Requirement: Update the rows that start at the beginning and run through the line containing "row-process: P <box>270 496 301 548</box>", replacing "resource types" with "resource classes" and leaving everything else in those lines unchanged.

Material for this exercise:
+++++
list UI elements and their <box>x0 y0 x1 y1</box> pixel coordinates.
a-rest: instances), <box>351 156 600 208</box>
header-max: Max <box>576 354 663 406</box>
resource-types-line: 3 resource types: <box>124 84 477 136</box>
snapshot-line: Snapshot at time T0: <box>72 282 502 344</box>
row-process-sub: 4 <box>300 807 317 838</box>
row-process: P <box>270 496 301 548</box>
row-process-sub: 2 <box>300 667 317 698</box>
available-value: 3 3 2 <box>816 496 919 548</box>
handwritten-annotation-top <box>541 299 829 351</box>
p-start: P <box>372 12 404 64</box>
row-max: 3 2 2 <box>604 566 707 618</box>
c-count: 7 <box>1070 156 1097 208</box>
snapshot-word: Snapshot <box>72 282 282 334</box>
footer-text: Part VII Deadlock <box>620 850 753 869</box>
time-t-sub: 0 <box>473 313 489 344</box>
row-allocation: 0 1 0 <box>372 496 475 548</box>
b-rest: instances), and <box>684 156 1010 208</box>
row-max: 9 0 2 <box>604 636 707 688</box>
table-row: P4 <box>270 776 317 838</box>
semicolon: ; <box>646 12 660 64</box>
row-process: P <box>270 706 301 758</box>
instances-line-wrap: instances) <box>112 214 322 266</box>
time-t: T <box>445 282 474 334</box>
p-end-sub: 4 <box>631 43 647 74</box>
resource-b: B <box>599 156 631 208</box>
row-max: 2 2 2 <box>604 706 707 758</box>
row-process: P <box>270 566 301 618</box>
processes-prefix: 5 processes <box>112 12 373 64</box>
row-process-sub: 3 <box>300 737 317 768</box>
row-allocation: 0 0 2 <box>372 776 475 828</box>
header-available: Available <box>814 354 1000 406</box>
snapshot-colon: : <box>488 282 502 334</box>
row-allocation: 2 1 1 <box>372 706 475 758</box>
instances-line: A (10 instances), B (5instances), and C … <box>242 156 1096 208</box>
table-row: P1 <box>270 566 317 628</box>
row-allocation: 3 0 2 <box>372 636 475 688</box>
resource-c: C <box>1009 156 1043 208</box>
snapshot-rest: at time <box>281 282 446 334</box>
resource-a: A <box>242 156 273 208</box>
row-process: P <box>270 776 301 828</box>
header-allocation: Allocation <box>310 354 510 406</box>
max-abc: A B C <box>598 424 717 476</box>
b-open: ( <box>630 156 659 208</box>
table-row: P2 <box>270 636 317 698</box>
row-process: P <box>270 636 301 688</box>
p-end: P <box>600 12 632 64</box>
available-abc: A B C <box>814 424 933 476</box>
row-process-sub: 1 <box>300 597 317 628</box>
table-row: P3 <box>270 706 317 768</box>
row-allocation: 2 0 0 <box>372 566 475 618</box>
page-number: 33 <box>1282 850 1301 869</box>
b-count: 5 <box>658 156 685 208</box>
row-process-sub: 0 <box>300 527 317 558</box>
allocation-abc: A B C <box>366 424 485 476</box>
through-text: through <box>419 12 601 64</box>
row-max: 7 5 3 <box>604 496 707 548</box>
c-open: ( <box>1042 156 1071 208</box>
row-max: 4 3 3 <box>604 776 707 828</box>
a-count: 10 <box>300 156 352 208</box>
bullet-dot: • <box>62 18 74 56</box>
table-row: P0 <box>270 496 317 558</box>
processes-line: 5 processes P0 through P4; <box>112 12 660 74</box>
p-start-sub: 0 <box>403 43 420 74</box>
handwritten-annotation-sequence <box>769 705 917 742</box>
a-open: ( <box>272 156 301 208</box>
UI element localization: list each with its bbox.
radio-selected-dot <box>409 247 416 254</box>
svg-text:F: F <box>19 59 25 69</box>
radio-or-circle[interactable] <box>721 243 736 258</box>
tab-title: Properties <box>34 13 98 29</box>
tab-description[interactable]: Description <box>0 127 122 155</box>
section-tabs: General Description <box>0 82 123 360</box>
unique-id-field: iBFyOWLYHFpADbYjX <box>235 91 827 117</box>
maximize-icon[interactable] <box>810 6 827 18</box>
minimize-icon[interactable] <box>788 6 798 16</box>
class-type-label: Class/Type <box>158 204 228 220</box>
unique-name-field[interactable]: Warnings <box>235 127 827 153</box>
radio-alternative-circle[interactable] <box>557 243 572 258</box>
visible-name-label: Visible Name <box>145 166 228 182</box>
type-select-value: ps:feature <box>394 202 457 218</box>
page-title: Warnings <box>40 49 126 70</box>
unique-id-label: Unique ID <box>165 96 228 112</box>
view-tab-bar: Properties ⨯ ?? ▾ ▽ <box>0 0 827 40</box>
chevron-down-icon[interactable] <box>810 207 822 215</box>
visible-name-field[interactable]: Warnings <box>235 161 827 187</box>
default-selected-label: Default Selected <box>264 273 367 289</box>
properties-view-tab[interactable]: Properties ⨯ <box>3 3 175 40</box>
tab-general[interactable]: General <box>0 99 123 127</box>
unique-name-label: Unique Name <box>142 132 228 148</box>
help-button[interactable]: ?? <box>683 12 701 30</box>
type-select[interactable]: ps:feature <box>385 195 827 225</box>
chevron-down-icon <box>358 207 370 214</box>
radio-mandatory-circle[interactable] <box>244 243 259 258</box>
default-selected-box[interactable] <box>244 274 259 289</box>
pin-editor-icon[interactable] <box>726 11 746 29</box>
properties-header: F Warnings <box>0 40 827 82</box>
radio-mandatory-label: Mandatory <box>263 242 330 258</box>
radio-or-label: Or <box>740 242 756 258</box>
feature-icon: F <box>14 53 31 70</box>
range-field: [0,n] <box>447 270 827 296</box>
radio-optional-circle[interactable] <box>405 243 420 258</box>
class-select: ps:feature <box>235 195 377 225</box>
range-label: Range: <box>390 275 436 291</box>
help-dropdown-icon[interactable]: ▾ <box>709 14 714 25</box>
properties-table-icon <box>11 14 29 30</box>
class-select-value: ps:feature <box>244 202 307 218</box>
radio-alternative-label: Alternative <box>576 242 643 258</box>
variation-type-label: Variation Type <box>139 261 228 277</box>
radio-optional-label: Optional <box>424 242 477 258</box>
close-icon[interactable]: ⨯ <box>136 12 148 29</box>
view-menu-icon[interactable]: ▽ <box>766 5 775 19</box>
+++++
Answer to the problem:
list UI elements and their <box>x0 y0 x1 y1</box> pixel coordinates.
a-rest: instances), <box>351 156 600 208</box>
header-max: Max <box>576 354 663 406</box>
resource-types-line: 3 resource classes: <box>124 84 477 136</box>
snapshot-line: Snapshot at time T0: <box>72 282 502 344</box>
row-process-sub: 4 <box>300 807 317 838</box>
row-process: P <box>270 496 301 548</box>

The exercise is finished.